> _Written instruction_:
Copy out the entries exactly, from the first line to the last.

_ _ _ _ _ _ _

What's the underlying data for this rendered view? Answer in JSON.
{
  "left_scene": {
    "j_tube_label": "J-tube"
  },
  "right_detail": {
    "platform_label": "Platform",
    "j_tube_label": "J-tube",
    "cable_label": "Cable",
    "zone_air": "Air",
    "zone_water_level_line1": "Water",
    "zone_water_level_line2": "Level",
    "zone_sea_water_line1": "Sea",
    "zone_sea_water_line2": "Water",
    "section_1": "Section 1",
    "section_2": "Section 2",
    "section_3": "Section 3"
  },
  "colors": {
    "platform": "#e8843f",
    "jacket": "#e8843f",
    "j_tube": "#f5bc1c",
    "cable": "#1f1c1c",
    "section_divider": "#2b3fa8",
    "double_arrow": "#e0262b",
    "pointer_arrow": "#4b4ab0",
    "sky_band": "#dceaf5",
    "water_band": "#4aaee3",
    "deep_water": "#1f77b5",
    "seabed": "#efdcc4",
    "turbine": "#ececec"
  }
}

_ _ _ _ _ _ _

> _Task response_:
What's the underlying data for this rendered view? Answer in JSON.
{
  "left_scene": {
    "j_tube_label": "J-tube"
  },
  "right_detail": {
    "platform_label": "Platform",
    "j_tube_label": "J-tube",
    "cable_label": "Cable",
    "zone_air": "Air",
    "zone_water_level_line1": "Water",
    "zone_water_level_line2": "Level",
    "zone_sea_water_line1": "Sea",
    "zone_sea_water_line2": "Water",
    "section_1": "Section 1",
    "section_2": "Section 2",
    "section_3": "Section 3"
  },
  "colors": {
    "platform": "#e8843f",
    "jacket": "#e8843f",
    "j_tube": "#f5bc1c",
    "cable": "#1f1c1c",
    "section_divider": "#2b3fa8",
    "double_arrow": "#e0262b",
    "pointer_arrow": "#4b4ab0",
    "sky_band": "#dceaf5",
    "water_band": "#4aaee3",
    "deep_water": "#1f77b5",
    "seabed": "#efdcc4",
    "turbine": "#ececec"
  }
}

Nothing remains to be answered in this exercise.